[start]
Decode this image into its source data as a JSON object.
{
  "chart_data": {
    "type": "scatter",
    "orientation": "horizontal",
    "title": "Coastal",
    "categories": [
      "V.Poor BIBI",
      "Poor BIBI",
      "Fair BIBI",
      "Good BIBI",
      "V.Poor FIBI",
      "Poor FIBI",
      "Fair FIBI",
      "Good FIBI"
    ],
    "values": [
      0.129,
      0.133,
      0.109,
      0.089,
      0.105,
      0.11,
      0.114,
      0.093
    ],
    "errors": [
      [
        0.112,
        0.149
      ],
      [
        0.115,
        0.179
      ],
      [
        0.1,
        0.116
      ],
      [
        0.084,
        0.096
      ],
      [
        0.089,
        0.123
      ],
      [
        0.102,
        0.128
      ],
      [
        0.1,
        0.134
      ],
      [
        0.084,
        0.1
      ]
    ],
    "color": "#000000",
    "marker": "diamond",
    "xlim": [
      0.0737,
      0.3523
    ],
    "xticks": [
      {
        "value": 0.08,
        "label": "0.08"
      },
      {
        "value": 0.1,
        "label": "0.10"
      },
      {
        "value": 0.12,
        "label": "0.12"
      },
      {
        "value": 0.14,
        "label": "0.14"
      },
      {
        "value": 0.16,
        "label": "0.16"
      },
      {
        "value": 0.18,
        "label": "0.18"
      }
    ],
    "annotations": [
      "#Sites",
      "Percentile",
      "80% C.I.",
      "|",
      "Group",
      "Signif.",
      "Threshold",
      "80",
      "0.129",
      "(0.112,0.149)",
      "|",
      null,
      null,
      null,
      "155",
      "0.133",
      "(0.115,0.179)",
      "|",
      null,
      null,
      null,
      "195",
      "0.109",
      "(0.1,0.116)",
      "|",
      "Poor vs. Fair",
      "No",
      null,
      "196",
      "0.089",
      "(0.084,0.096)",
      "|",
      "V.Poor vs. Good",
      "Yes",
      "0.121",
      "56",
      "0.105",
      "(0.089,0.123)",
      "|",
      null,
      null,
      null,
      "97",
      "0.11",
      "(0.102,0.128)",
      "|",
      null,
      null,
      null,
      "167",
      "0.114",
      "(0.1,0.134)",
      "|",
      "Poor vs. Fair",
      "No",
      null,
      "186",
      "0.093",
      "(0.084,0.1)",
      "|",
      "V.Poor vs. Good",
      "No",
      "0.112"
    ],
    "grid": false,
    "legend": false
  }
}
[end]
REQUIRED WORK ▸
Return each entry from above without altering a single character.

RESPONSE TO THIS EXERCISE ▸
Decode this image into its source data as a JSON object.
{
  "chart_data": {
    "type": "scatter",
    "orientation": "horizontal",
    "title": "Coastal",
    "categories": [
      "V.Poor BIBI",
      "Poor BIBI",
      "Fair BIBI",
      "Good BIBI",
      "V.Poor FIBI",
      "Poor FIBI",
      "Fair FIBI",
      "Good FIBI"
    ],
    "values": [
      0.129,
      0.133,
      0.109,
      0.089,
      0.105,
      0.11,
      0.114,
      0.093
    ],
    "errors": [
      [
        0.112,
        0.149
      ],
      [
        0.115,
        0.179
      ],
      [
        0.1,
        0.116
      ],
      [
        0.084,
        0.096
      ],
      [
        0.089,
        0.123
      ],
      [
        0.102,
        0.128
      ],
      [
        0.1,
        0.134
      ],
      [
        0.084,
        0.1
      ]
    ],
    "color": "#000000",
    "marker": "diamond",
    "xlim": [
      0.0737,
      0.3523
    ],
    "xticks": [
      {
        "value": 0.08,
        "label": "0.08"
      },
      {
        "value": 0.1,
        "label": "0.10"
      },
      {
        "value": 0.12,
        "label": "0.12"
      },
      {
        "value": 0.14,
        "label": "0.14"
      },
      {
        "value": 0.16,
        "label": "0.16"
      },
      {
        "value": 0.18,
        "label": "0.18"
      }
    ],
    "annotations": [
      "#Sites",
      "Percentile",
      "80% C.I.",
      "|",
      "Group",
      "Signif.",
      "Threshold",
      "80",
      "0.129",
      "(0.112,0.149)",
      "|",
      null,
      null,
      null,
      "155",
      "0.133",
      "(0.115,0.179)",
      "|",
      null,
      null,
      null,
      "195",
      "0.109",
      "(0.1,0.116)",
      "|",
      "Poor vs. Fair",
      "No",
      null,
      "196",
      "0.089",
      "(0.084,0.096)",
      "|",
      "V.Poor vs. Good",
      "Yes",
      "0.121",
      "56",
      "0.105",
      "(0.089,0.123)",
      "|",
      null,
      null,
      null,
      "97",
      "0.11",
      "(0.102,0.128)",
      "|",
      null,
      null,
      null,
      "167",
      "0.114",
      "(0.1,0.134)",
      "|",
      "Poor vs. Fair",
      "No",
      null,
      "186",
      "0.093",
      "(0.084,0.1)",
      "|",
      "V.Poor vs. Good",
      "No",
      "0.112"
    ],
    "grid": false,
    "legend": false
  }
}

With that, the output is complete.